• _WORK TO COMPLETE_
Write out the records below once more, exactly as they stand.

• _MATERIAL PROVIDED_
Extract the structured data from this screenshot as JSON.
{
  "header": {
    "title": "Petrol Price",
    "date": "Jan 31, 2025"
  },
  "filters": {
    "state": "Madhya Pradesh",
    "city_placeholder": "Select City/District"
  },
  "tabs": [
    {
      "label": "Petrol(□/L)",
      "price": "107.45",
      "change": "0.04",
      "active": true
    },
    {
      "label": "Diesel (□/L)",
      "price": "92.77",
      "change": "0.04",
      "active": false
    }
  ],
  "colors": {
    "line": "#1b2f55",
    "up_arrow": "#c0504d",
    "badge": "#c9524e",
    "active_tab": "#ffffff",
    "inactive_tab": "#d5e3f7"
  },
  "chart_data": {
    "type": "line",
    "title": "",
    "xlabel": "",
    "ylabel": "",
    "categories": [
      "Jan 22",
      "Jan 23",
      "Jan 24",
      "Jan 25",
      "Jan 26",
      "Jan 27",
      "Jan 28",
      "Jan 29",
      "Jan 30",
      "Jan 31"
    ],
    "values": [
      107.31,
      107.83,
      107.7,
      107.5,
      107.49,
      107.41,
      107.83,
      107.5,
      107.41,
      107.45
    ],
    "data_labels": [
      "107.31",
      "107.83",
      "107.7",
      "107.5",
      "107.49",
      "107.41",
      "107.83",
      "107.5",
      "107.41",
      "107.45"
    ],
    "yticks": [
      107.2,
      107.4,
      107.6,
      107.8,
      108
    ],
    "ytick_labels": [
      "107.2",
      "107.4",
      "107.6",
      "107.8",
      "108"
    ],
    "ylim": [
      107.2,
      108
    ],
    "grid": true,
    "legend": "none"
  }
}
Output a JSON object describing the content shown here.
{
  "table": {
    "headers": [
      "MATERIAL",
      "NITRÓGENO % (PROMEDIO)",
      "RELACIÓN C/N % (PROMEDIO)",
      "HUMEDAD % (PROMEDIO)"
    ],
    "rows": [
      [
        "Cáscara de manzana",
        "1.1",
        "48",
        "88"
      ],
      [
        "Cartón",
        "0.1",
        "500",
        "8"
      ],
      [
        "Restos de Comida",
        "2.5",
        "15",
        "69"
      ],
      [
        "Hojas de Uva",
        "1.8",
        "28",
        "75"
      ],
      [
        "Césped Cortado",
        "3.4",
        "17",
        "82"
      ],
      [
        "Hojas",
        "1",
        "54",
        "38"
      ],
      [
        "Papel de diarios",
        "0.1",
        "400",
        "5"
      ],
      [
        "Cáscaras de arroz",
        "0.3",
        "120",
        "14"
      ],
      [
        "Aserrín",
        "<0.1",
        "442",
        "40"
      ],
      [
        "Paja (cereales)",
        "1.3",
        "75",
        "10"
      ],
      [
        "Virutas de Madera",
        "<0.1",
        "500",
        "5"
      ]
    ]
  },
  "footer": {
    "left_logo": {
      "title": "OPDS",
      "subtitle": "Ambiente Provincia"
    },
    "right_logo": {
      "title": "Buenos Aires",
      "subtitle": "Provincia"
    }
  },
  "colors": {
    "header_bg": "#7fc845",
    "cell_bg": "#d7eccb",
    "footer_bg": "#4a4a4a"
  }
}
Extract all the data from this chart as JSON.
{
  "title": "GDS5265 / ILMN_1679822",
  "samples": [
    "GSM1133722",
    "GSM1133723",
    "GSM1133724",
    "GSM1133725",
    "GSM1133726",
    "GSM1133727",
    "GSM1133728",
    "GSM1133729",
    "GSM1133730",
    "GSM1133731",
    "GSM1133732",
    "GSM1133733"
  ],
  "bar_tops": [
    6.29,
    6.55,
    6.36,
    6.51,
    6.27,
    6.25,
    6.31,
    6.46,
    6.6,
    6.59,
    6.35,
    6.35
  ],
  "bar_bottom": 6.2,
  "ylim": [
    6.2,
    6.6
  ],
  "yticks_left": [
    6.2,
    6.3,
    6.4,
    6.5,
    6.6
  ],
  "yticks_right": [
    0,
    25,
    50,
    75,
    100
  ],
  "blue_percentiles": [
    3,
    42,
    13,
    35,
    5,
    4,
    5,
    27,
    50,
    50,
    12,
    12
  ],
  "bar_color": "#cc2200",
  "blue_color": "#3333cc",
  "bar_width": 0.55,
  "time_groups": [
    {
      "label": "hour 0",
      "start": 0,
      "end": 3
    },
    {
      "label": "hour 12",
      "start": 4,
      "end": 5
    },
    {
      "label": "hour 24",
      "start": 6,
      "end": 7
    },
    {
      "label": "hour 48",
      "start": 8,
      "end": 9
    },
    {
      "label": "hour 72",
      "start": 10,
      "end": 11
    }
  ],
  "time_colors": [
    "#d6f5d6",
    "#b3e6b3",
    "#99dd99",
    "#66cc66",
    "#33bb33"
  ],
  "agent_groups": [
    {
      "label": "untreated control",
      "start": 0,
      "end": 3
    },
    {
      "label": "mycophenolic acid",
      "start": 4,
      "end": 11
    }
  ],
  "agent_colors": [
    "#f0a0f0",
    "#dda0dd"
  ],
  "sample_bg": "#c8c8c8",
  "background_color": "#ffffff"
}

• _EXERCISE ANSWER_
Extract the structured data from this screenshot as JSON.
{
  "header": {
    "title": "Petrol Price",
    "date": "Jan 31, 2025"
  },
  "filters": {
    "state": "Madhya Pradesh",
    "city_placeholder": "Select City/District"
  },
  "tabs": [
    {
      "label": "Petrol(□/L)",
      "price": "107.45",
      "change": "0.04",
      "active": true
    },
    {
      "label": "Diesel (□/L)",
      "price": "92.77",
      "change": "0.04",
      "active": false
    }
  ],
  "colors": {
    "line": "#1b2f55",
    "up_arrow": "#c0504d",
    "badge": "#c9524e",
    "active_tab": "#ffffff",
    "inactive_tab": "#d5e3f7"
  },
  "chart_data": {
    "type": "line",
    "title": "",
    "xlabel": "",
    "ylabel": "",
    "categories": [
      "Jan 22",
      "Jan 23",
      "Jan 24",
      "Jan 25",
      "Jan 26",
      "Jan 27",
      "Jan 28",
      "Jan 29",
      "Jan 30",
      "Jan 31"
    ],
    "values": [
      107.31,
      107.83,
      107.7,
      107.5,
      107.49,
      107.41,
      107.83,
      107.5,
      107.41,
      107.45
    ],
    "data_labels": [
      "107.31",
      "107.83",
      "107.7",
      "107.5",
      "107.49",
      "107.41",
      "107.83",
      "107.5",
      "107.41",
      "107.45"
    ],
    "yticks": [
      107.2,
      107.4,
      107.6,
      107.8,
      108
    ],
    "ytick_labels": [
      "107.2",
      "107.4",
      "107.6",
      "107.8",
      "108"
    ],
    "ylim": [
      107.2,
      108
    ],
    "grid": true,
    "legend": "none"
  }
}
Output a JSON object describing the content shown here.
{
  "table": {
    "headers": [
      "MATERIAL",
      "NITRÓGENO % (PROMEDIO)",
      "RELACIÓN C/N % (PROMEDIO)",
      "HUMEDAD % (PROMEDIO)"
    ],
    "rows": [
      [
        "Cáscara de manzana",
        "1.1",
        "48",
        "88"
      ],
      [
        "Cartón",
        "0.1",
        "500",
        "8"
      ],
      [
        "Restos de Comida",
        "2.5",
        "15",
        "69"
      ],
      [
        "Hojas de Uva",
        "1.8",
        "28",
        "75"
      ],
      [
        "Césped Cortado",
        "3.4",
        "17",
        "82"
      ],
      [
        "Hojas",
        "1",
        "54",
        "38"
      ],
      [
        "Papel de diarios",
        "0.1",
        "400",
        "5"
      ],
      [
        "Cáscaras de arroz",
        "0.3",
        "120",
        "14"
      ],
      [
        "Aserrín",
        "<0.1",
        "442",
        "40"
      ],
      [
        "Paja (cereales)",
        "1.3",
        "75",
        "10"
      ],
      [
        "Virutas de Madera",
        "<0.1",
        "500",
        "5"
      ]
    ]
  },
  "footer": {
    "left_logo": {
      "title": "OPDS",
      "subtitle": "Ambiente Provincia"
    },
    "right_logo": {
      "title": "Buenos Aires",
      "subtitle": "Provincia"
    }
  },
  "colors": {
    "header_bg": "#7fc845",
    "cell_bg": "#d7eccb",
    "footer_bg": "#4a4a4a"
  }
}
Extract all the data from this chart as JSON.
{
  "title": "GDS5265 / ILMN_1679822",
  "samples": [
    "GSM1133722",
    "GSM1133723",
    "GSM1133724",
    "GSM1133725",
    "GSM1133726",
    "GSM1133727",
    "GSM1133728",
    "GSM1133729",
    "GSM1133730",
    "GSM1133731",
    "GSM1133732",
    "GSM1133733"
  ],
  "bar_tops": [
    6.29,
    6.55,
    6.36,
    6.51,
    6.27,
    6.25,
    6.31,
    6.46,
    6.6,
    6.59,
    6.35,
    6.35
  ],
  "bar_bottom": 6.2,
  "ylim": [
    6.2,
    6.6
  ],
  "yticks_left": [
    6.2,
    6.3,
    6.4,
    6.5,
    6.6
  ],
  "yticks_right": [
    0,
    25,
    50,
    75,
    100
  ],
  "blue_percentiles": [
    3,
    42,
    13,
    35,
    5,
    4,
    5,
    27,
    50,
    50,
    12,
    12
  ],
  "bar_color": "#cc2200",
  "blue_color": "#3333cc",
  "bar_width": 0.55,
  "time_groups": [
    {
      "label": "hour 0",
      "start": 0,
      "end": 3
    },
    {
      "label": "hour 12",
      "start": 4,
      "end": 5
    },
    {
      "label": "hour 24",
      "start": 6,
      "end": 7
    },
    {
      "label": "hour 48",
      "start": 8,
      "end": 9
    },
    {
      "label": "hour 72",
      "start": 10,
      "end": 11
    }
  ],
  "time_colors": [
    "#d6f5d6",
    "#b3e6b3",
    "#99dd99",
    "#66cc66",
    "#33bb33"
  ],
  "agent_groups": [
    {
      "label": "untreated control",
      "start": 0,
      "end": 3
    },
    {
      "label": "mycophenolic acid",
      "start": 4,
      "end": 11
    }
  ],
  "agent_colors": [
    "#f0a0f0",
    "#dda0dd"
  ],
  "sample_bg": "#c8c8c8",
  "background_color": "#ffffff"
}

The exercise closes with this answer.